GOAL OF THE EXERCISE
Reproduce the material from its first line through the line containing "sidebar-item-merge[interactable]: パーティション結合 [0, 157, 289, 188]", substituting "volume-row" for each occurrence of "partition-row" and leaving everything else unchanged.

-- Start of RECORDS SHOWN --

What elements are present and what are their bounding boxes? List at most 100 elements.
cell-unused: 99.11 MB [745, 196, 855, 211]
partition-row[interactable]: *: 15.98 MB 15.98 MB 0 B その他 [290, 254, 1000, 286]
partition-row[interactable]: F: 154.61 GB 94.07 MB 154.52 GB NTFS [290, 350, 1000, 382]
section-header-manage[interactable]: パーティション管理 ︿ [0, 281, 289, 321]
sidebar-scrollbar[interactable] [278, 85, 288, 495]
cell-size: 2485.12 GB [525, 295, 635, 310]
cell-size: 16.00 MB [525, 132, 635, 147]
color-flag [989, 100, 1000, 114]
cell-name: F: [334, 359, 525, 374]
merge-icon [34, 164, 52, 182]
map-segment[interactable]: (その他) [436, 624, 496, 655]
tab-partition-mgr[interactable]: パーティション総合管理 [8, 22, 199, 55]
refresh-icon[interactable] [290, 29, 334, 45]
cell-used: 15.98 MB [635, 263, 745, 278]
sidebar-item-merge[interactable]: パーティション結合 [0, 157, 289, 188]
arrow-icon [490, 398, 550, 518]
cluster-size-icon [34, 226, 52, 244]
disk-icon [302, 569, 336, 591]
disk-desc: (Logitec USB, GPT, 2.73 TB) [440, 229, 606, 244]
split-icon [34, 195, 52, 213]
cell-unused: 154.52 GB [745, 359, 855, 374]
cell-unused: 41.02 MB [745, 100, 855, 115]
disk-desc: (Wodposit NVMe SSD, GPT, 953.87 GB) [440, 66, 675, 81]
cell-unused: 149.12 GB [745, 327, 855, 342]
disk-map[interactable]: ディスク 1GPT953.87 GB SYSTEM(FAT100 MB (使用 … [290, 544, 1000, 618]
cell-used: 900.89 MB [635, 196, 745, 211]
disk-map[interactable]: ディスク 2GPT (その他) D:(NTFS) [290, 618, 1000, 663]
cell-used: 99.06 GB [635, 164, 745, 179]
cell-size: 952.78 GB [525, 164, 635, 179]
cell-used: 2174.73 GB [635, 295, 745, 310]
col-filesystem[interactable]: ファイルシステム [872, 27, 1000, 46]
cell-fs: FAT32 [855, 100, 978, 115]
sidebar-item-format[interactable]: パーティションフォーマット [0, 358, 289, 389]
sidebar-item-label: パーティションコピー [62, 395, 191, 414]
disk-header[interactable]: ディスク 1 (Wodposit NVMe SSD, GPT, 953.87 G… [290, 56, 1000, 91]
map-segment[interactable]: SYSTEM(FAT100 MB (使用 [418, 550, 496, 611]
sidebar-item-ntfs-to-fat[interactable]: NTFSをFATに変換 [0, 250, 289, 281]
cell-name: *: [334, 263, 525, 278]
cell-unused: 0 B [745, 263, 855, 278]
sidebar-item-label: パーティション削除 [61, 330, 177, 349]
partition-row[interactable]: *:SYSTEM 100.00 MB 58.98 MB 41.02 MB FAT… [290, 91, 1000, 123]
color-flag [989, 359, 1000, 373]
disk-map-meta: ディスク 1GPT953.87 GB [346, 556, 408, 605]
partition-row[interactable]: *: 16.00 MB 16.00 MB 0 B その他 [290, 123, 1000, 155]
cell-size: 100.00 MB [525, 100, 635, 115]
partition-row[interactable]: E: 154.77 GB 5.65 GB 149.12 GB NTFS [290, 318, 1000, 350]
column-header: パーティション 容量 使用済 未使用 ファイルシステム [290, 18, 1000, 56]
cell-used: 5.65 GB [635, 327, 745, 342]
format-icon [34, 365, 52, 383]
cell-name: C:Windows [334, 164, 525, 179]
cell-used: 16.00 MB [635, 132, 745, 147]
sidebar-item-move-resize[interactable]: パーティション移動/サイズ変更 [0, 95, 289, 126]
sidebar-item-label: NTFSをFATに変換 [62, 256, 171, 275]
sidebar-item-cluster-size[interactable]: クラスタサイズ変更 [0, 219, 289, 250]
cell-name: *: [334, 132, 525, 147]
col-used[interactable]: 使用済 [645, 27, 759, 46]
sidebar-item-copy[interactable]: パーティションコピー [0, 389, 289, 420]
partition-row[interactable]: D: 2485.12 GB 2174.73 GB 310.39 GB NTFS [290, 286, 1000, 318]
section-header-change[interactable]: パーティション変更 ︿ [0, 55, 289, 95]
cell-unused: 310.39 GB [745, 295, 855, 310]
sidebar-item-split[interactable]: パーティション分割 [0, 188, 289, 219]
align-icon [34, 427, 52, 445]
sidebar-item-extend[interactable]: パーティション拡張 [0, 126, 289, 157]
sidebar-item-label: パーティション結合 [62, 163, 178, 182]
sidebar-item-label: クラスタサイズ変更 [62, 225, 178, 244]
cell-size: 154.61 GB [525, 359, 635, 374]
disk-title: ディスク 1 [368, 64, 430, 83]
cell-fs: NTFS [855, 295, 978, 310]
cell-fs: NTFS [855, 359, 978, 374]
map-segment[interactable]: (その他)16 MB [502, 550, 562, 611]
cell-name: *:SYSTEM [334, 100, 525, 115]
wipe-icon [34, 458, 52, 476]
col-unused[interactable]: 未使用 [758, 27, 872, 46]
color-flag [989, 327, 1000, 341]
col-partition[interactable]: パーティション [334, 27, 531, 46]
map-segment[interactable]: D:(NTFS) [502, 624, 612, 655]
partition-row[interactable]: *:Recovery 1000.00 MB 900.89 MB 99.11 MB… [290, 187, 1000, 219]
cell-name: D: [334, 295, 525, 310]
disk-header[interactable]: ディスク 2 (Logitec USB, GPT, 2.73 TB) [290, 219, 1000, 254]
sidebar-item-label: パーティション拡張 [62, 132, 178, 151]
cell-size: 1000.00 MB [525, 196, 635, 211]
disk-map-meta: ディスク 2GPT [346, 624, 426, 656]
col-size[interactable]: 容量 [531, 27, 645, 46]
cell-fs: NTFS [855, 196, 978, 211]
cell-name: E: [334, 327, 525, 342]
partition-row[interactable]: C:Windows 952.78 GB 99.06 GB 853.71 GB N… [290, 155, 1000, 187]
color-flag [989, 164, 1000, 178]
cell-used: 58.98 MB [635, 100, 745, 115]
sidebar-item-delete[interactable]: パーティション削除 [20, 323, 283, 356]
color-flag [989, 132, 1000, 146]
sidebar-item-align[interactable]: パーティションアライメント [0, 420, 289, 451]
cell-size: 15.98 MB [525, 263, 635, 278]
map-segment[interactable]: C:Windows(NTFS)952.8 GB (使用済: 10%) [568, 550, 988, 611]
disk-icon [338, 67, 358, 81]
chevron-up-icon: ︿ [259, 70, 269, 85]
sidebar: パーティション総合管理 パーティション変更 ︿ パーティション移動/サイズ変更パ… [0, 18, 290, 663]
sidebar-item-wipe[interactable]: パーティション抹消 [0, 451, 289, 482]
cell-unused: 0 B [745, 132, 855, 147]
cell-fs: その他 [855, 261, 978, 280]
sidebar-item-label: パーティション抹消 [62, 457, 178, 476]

-- End of RECORDS SHOWN --

FINISHED EXERCISE
What elements are present and what are their bounding boxes? List at most 100 elements.
cell-unused: 99.11 MB [745, 196, 855, 211]
volume-row[interactable]: *: 15.98 MB 15.98 MB 0 B その他 [290, 254, 1000, 286]
volume-row[interactable]: F: 154.61 GB 94.07 MB 154.52 GB NTFS [290, 350, 1000, 382]
section-header-manage[interactable]: パーティション管理 ︿ [0, 281, 289, 321]
sidebar-scrollbar[interactable] [278, 85, 288, 495]
cell-size: 2485.12 GB [525, 295, 635, 310]
cell-size: 16.00 MB [525, 132, 635, 147]
color-flag [989, 100, 1000, 114]
cell-name: F: [334, 359, 525, 374]
merge-icon [34, 164, 52, 182]
map-segment[interactable]: (その他) [436, 624, 496, 655]
tab-partition-mgr[interactable]: パーティション総合管理 [8, 22, 199, 55]
refresh-icon[interactable] [290, 29, 334, 45]
cell-used: 15.98 MB [635, 263, 745, 278]
sidebar-item-merge[interactable]: パーティション結合 [0, 157, 289, 188]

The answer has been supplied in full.